High praise -- but worthy? Filmmaker follows Muthana Mohmed, a 25-year-old film student plucked from devastated Iraq by Liev Schreiber after a chance viewing of Mohmed's story one day on an MTV news profile. Schreiber summoned Mohmed and Davenport to Prague; the former to work on his directorial debut Everything is Illuminated, the later to film Mohmed's progress on the set. Progress is limited, however, as cultural, political and professional differences overtake the Americans' good intentions.
The metaphor works great early on -- Mohmed has never been away from home, cannot care for himself and scoffs at doing grunt work for Schreiber and his producer. But Mohmed's increasing dependence on those around him to pay his way and fast-track his visa renewals (somehow always just about to expire) endear him to Davenport. Soon she is a witting accomplice and, eventually, a donor to his cause.
Whatever that is. "I thought about abandoning it a lot, but I tend to be kind of unrelenting and perseverent -- maybe to a fault," Davenport said following the screening. "I don't know. I didn't ever seriously consider giving up on the film." But challenge as she might, in the end Davenport's drama wavers narrowly between Mohmed's directionless hustling and her own enabling; the theme of filmmaker/subject involvement succumbs to a rather strenuous codependency that resigned me to believe they were made for each other -- white guilt vs. white lies, each canceling the other out too inelegantly (and too early) for viewers to find either practitioner appealing.

DATA SECTION →

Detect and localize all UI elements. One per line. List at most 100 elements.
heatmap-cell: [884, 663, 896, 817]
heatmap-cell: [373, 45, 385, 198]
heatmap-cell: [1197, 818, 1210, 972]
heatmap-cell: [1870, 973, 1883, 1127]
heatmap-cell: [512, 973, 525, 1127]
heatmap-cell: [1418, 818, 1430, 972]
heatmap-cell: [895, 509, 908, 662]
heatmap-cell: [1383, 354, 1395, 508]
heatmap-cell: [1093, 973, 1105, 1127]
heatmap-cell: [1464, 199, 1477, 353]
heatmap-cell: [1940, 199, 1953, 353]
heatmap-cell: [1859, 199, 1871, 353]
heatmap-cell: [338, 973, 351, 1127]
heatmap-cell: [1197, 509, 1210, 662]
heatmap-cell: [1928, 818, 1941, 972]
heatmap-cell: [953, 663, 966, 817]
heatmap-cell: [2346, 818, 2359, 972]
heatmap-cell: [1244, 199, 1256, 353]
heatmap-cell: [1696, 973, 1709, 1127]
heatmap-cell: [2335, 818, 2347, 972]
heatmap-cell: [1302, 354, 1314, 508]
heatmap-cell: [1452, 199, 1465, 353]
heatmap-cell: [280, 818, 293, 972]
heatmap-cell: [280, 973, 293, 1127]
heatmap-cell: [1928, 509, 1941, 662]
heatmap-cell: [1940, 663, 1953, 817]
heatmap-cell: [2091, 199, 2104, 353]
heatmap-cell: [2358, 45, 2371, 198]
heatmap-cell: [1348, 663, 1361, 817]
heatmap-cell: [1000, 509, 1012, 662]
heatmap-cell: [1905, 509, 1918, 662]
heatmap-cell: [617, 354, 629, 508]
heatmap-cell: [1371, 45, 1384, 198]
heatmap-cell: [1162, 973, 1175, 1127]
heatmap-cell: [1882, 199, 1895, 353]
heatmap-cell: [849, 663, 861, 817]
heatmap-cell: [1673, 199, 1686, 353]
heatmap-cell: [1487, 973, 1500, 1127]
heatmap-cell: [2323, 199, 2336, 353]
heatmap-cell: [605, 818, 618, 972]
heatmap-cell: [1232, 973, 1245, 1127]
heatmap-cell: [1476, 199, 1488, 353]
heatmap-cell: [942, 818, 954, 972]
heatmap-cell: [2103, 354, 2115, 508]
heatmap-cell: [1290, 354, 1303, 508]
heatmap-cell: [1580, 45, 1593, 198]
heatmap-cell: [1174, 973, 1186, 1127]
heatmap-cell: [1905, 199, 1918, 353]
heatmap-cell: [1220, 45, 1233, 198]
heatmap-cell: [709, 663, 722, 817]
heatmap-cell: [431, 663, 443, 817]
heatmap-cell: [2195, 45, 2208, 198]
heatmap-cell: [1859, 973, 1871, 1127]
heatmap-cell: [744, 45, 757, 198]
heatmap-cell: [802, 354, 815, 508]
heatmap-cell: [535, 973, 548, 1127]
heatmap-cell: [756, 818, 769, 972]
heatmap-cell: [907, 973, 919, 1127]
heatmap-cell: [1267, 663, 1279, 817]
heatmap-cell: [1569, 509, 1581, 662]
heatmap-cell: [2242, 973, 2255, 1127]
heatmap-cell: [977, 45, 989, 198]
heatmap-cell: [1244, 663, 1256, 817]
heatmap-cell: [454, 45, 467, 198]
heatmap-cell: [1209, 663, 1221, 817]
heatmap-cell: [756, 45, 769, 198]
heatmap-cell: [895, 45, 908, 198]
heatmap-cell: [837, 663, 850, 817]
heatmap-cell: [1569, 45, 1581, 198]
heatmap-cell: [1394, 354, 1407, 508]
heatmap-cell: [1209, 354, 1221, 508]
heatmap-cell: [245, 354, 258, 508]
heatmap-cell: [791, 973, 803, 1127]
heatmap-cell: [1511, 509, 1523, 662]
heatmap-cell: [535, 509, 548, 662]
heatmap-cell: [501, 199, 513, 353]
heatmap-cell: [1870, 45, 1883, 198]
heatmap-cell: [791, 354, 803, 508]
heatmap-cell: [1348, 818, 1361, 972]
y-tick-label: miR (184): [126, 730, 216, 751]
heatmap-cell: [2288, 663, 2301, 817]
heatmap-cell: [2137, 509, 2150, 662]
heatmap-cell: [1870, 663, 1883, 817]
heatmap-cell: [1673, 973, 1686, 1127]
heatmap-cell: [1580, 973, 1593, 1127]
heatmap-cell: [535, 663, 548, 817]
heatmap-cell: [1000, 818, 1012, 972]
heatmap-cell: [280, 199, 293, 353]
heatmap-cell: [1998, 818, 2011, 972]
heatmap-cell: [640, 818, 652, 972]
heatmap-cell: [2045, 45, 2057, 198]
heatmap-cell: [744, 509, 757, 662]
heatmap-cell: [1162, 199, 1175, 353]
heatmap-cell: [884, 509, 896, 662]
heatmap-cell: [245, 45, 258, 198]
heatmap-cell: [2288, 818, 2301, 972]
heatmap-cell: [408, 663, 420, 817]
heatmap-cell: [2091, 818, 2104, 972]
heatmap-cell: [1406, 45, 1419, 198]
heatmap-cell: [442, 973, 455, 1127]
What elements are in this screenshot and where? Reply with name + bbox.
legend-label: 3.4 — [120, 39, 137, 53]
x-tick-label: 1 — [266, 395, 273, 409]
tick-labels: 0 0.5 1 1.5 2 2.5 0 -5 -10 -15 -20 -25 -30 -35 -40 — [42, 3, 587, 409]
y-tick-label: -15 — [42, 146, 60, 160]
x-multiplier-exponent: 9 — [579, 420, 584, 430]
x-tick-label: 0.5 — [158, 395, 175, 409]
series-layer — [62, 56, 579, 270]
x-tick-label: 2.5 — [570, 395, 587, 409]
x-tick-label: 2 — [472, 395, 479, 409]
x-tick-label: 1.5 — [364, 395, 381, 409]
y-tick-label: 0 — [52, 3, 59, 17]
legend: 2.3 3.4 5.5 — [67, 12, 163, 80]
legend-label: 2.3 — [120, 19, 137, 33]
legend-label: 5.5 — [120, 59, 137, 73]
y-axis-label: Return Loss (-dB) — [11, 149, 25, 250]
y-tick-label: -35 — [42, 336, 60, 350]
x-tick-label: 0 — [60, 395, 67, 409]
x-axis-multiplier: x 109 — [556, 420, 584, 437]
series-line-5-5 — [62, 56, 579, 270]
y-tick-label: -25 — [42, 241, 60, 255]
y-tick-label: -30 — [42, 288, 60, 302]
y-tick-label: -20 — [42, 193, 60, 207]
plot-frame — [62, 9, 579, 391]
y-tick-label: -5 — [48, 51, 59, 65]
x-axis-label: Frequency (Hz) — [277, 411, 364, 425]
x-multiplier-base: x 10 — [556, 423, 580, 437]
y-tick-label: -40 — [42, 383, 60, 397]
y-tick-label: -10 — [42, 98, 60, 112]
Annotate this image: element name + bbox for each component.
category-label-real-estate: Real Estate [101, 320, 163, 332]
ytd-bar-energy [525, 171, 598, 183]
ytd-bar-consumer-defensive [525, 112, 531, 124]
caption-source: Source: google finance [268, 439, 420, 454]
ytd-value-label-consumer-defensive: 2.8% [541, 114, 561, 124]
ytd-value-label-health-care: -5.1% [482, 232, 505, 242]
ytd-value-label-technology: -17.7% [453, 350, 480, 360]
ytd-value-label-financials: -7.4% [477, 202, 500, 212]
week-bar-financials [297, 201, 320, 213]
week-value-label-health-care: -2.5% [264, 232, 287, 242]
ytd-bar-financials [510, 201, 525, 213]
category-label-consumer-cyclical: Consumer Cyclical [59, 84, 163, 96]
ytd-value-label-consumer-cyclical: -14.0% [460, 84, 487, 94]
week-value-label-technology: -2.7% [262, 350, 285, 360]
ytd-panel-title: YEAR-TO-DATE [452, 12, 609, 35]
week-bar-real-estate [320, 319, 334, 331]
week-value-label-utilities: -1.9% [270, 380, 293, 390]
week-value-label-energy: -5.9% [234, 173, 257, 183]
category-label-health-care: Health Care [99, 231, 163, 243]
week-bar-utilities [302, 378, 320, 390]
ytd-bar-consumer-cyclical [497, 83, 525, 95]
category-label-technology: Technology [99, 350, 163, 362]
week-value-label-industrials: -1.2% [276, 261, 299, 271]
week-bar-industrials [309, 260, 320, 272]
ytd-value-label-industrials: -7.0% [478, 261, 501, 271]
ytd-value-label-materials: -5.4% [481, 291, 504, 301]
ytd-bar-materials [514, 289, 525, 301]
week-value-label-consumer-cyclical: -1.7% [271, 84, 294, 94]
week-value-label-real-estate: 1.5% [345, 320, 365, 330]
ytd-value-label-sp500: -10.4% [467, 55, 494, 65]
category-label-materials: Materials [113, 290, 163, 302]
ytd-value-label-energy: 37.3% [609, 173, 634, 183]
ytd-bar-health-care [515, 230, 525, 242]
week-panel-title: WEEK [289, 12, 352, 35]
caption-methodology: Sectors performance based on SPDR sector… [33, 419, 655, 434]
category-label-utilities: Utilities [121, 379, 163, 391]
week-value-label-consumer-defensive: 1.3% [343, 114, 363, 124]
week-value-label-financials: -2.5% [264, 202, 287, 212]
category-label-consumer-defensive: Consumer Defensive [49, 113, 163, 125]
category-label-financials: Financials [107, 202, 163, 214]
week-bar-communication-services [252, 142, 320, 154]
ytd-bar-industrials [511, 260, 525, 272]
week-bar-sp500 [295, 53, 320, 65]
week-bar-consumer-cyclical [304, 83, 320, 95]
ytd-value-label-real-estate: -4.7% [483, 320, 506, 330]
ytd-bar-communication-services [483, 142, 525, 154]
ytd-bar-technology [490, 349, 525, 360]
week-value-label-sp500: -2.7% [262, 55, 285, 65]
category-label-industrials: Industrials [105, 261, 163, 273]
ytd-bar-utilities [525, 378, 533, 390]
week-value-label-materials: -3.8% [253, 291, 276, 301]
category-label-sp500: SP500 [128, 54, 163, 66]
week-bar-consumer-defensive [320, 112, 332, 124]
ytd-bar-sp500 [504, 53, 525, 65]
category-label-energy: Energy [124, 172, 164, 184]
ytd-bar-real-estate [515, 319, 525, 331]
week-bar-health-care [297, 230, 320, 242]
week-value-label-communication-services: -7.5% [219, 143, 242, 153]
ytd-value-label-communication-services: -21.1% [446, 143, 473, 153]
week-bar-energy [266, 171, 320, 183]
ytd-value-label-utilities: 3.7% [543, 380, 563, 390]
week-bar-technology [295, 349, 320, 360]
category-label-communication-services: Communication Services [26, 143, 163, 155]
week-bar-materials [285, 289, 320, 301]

WHAT IS EXPECTED →
In the film review, what was the title of Liev Schreiber's directorial debut?

SOLUTION TO THIS PROBLEM →
Everything is Illuminated